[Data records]
______

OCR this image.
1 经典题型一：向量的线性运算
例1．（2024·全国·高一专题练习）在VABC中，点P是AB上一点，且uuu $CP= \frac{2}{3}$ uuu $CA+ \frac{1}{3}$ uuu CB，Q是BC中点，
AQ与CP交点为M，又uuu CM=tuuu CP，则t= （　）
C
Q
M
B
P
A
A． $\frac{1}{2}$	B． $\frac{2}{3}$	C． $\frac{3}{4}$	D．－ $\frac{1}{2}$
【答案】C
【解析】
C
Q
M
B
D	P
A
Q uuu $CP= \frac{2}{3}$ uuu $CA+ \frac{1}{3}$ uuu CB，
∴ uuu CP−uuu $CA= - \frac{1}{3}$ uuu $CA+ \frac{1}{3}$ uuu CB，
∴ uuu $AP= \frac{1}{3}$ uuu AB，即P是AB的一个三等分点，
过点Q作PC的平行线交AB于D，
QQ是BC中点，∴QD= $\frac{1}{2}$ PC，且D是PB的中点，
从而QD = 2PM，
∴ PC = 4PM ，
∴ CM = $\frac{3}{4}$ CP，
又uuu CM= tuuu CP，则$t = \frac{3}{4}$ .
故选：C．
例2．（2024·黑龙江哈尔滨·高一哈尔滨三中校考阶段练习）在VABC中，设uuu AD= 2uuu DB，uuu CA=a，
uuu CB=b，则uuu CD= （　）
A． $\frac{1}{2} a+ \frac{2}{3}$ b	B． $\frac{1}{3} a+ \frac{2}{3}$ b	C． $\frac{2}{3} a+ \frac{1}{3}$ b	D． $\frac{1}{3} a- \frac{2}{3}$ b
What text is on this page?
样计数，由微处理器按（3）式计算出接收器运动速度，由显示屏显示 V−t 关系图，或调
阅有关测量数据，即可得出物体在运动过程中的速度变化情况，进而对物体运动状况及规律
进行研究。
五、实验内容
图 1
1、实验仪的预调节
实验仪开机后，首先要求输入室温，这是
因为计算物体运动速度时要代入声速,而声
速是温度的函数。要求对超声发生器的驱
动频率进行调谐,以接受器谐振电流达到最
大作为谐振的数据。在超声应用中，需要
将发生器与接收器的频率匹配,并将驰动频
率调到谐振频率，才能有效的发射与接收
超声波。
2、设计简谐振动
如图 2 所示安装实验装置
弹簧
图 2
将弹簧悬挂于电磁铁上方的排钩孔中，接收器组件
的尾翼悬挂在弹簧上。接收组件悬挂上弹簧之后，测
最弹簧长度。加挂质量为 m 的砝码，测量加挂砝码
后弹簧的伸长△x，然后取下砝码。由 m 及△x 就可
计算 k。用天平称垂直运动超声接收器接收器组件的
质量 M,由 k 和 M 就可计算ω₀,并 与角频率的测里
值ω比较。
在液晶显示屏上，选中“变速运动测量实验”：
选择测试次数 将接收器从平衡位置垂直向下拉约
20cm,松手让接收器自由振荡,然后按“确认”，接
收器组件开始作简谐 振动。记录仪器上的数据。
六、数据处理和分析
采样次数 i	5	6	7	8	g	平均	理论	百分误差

______

* **What the task asks**:
Reproduce the data, keeping every line exactly the same.

* **Reply to the exercise**:
OCR this image.
1 经典题型一：向量的线性运算
例1．（2024·全国·高一专题练习）在VABC中，点P是AB上一点，且uuu $CP= \frac{2}{3}$ uuu $CA+ \frac{1}{3}$ uuu CB，Q是BC中点，
AQ与CP交点为M，又uuu CM=tuuu CP，则t= （　）
C
Q
M
B
P
A
A． $\frac{1}{2}$	B． $\frac{2}{3}$	C． $\frac{3}{4}$	D．－ $\frac{1}{2}$
【答案】C
【解析】
C
Q
M
B
D	P
A
Q uuu $CP= \frac{2}{3}$ uuu $CA+ \frac{1}{3}$ uuu CB，
∴ uuu CP−uuu $CA= - \frac{1}{3}$ uuu $CA+ \frac{1}{3}$ uuu CB，
∴ uuu $AP= \frac{1}{3}$ uuu AB，即P是AB的一个三等分点，
过点Q作PC的平行线交AB于D，
QQ是BC中点，∴QD= $\frac{1}{2}$ PC，且D是PB的中点，
从而QD = 2PM，
∴ PC = 4PM ，
∴ CM = $\frac{3}{4}$ CP，
又uuu CM= tuuu CP，则$t = \frac{3}{4}$ .
故选：C．
例2．（2024·黑龙江哈尔滨·高一哈尔滨三中校考阶段练习）在VABC中，设uuu AD= 2uuu DB，uuu CA=a，
uuu CB=b，则uuu CD= （　）
A． $\frac{1}{2} a+ \frac{2}{3}$ b	B． $\frac{1}{3} a+ \frac{2}{3}$ b	C． $\frac{2}{3} a+ \frac{1}{3}$ b	D． $\frac{1}{3} a- \frac{2}{3}$ b
What text is on this page?
样计数，由微处理器按（3）式计算出接收器运动速度，由显示屏显示 V−t 关系图，或调
阅有关测量数据，即可得出物体在运动过程中的速度变化情况，进而对物体运动状况及规律
进行研究。
五、实验内容
图 1
1、实验仪的预调节
实验仪开机后，首先要求输入室温，这是
因为计算物体运动速度时要代入声速,而声
速是温度的函数。要求对超声发生器的驱
动频率进行调谐,以接受器谐振电流达到最
大作为谐振的数据。在超声应用中，需要
将发生器与接收器的频率匹配,并将驰动频
率调到谐振频率，才能有效的发射与接收
超声波。
2、设计简谐振动
如图 2 所示安装实验装置
弹簧
图 2
将弹簧悬挂于电磁铁上方的排钩孔中，接收器组件
的尾翼悬挂在弹簧上。接收组件悬挂上弹簧之后，测
最弹簧长度。加挂质量为 m 的砝码，测量加挂砝码
后弹簧的伸长△x，然后取下砝码。由 m 及△x 就可
计算 k。用天平称垂直运动超声接收器接收器组件的
质量 M,由 k 和 M 就可计算ω₀,并 与角频率的测里
值ω比较。
在液晶显示屏上，选中“变速运动测量实验”：
选择测试次数 将接收器从平衡位置垂直向下拉约
20cm,松手让接收器自由振荡,然后按“确认”，接
收器组件开始作简谐 振动。记录仪器上的数据。
六、数据处理和分析
采样次数 i	5	6	7	8	g	平均	理论	百分误差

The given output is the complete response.